*Rows:*
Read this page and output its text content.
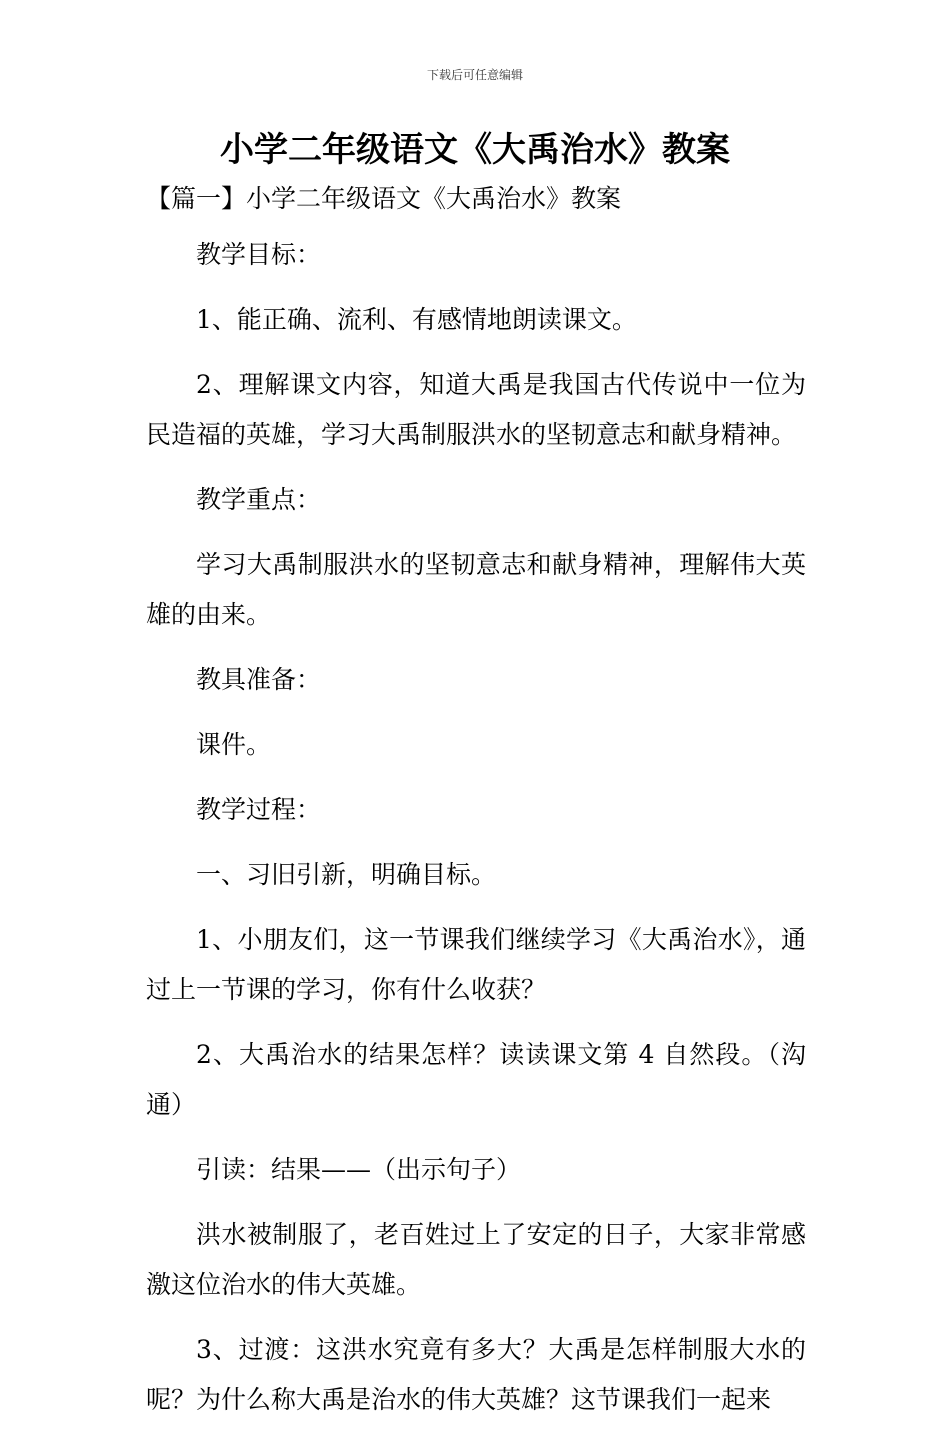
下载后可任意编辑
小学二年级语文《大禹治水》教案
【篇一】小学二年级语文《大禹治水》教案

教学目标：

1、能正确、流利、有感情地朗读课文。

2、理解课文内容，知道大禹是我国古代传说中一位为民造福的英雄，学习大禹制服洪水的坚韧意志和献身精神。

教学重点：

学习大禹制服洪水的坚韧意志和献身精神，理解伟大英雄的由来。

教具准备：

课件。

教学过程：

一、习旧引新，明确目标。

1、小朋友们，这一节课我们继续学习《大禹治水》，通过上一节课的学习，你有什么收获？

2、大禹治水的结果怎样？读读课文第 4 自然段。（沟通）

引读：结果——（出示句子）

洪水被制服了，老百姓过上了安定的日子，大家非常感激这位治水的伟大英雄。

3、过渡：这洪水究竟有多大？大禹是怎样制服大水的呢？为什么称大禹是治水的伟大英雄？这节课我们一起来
---
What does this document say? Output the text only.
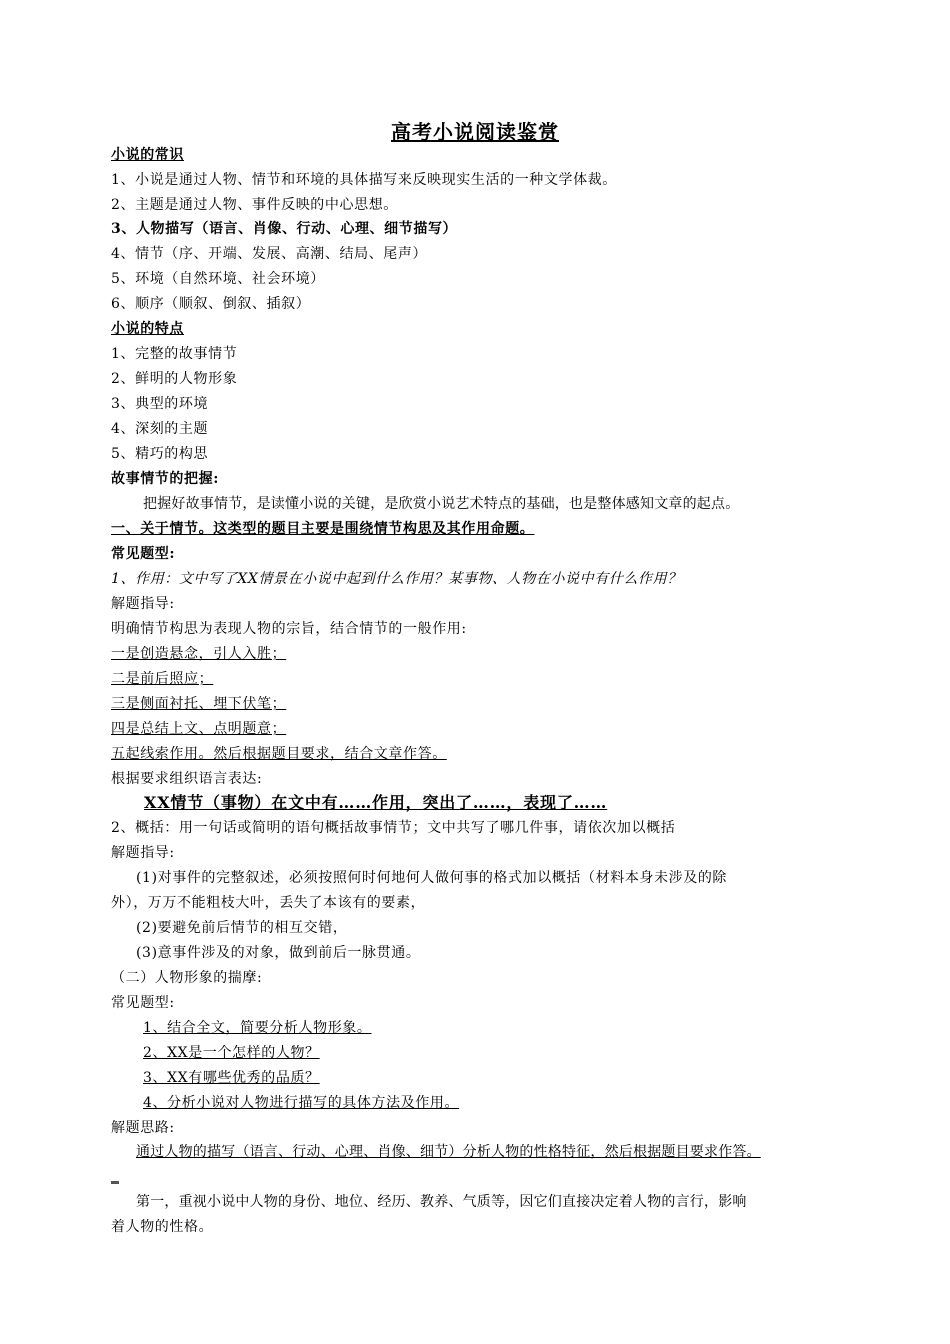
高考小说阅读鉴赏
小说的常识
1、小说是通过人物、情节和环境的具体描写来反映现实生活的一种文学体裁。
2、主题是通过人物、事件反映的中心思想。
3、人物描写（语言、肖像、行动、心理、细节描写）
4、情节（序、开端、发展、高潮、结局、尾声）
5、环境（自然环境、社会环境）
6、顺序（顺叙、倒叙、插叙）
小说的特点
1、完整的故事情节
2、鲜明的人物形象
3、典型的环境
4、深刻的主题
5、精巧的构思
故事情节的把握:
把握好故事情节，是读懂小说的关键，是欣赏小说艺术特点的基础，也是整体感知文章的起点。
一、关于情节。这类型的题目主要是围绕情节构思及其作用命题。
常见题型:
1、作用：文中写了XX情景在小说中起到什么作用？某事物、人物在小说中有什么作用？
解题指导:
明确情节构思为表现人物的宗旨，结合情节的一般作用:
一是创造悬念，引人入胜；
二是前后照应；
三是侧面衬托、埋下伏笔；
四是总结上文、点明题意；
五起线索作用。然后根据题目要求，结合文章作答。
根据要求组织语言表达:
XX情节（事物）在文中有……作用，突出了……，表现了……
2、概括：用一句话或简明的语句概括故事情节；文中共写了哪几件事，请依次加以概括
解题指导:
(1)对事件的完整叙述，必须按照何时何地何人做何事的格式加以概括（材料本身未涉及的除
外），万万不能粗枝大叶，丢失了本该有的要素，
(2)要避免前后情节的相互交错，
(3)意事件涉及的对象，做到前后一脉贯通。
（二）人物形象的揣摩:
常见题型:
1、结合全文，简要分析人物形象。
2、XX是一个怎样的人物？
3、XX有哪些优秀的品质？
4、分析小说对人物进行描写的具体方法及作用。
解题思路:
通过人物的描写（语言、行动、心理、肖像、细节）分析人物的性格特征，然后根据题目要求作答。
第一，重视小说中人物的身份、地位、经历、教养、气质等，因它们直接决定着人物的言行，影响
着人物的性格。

*Given task:* Tell how many lines in the material above include the word "学习大禹制服洪水的坚韧意志和献身精神", giving the number only.

*Result for this exercise:* 2